(Task instructions): From the entries below, work out the number of lines that hold the word "this", and give that number alone.

(Records from a collection of figures)
___
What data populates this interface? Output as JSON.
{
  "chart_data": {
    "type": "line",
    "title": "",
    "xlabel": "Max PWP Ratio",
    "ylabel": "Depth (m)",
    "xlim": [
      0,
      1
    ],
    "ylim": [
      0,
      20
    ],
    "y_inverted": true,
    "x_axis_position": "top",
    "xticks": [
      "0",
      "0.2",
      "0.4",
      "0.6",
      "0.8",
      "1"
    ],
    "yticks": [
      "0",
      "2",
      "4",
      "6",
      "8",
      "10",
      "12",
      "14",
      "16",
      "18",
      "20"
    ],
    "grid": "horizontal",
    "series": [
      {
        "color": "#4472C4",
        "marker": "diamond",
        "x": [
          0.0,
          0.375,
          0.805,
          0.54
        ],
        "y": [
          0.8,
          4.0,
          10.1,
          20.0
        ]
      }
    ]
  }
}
___
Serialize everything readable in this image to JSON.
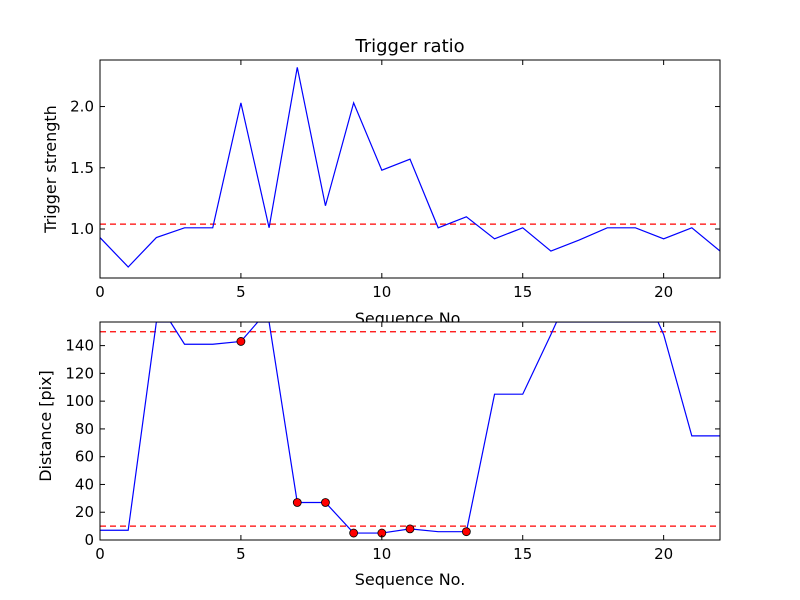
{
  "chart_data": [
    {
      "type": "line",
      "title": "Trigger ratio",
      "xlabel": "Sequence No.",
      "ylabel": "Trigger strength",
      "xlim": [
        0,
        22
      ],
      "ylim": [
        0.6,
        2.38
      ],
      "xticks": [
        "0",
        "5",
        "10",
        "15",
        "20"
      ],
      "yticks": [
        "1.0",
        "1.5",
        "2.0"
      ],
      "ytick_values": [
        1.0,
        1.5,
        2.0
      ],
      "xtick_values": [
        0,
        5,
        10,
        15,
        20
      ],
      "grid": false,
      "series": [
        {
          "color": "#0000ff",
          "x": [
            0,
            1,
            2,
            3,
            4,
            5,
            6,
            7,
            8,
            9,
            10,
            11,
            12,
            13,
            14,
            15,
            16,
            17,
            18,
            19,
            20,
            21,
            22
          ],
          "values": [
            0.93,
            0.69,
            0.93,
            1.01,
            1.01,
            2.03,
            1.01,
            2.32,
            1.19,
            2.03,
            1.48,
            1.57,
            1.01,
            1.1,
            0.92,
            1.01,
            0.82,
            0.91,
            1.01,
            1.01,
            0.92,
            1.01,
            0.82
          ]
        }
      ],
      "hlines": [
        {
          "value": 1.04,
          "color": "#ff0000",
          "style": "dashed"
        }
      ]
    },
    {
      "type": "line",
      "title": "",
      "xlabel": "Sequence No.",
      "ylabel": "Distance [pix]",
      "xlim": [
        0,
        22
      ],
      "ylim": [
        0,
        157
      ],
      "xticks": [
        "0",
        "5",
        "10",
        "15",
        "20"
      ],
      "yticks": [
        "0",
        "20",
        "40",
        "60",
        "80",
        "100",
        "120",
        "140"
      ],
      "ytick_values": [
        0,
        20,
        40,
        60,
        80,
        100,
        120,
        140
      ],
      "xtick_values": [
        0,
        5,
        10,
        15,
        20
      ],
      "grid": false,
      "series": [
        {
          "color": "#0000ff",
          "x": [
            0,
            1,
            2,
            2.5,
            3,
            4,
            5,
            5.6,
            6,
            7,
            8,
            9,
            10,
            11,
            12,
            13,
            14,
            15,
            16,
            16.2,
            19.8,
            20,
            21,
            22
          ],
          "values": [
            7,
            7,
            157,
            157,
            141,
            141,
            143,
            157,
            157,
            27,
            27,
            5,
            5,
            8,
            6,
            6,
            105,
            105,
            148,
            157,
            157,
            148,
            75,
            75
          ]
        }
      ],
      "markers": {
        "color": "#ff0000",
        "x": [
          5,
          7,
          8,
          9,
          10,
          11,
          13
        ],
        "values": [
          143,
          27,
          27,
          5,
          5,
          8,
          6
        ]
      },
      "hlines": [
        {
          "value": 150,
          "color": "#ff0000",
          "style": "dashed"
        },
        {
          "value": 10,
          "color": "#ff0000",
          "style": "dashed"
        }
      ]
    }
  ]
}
___
(Worked answer): 2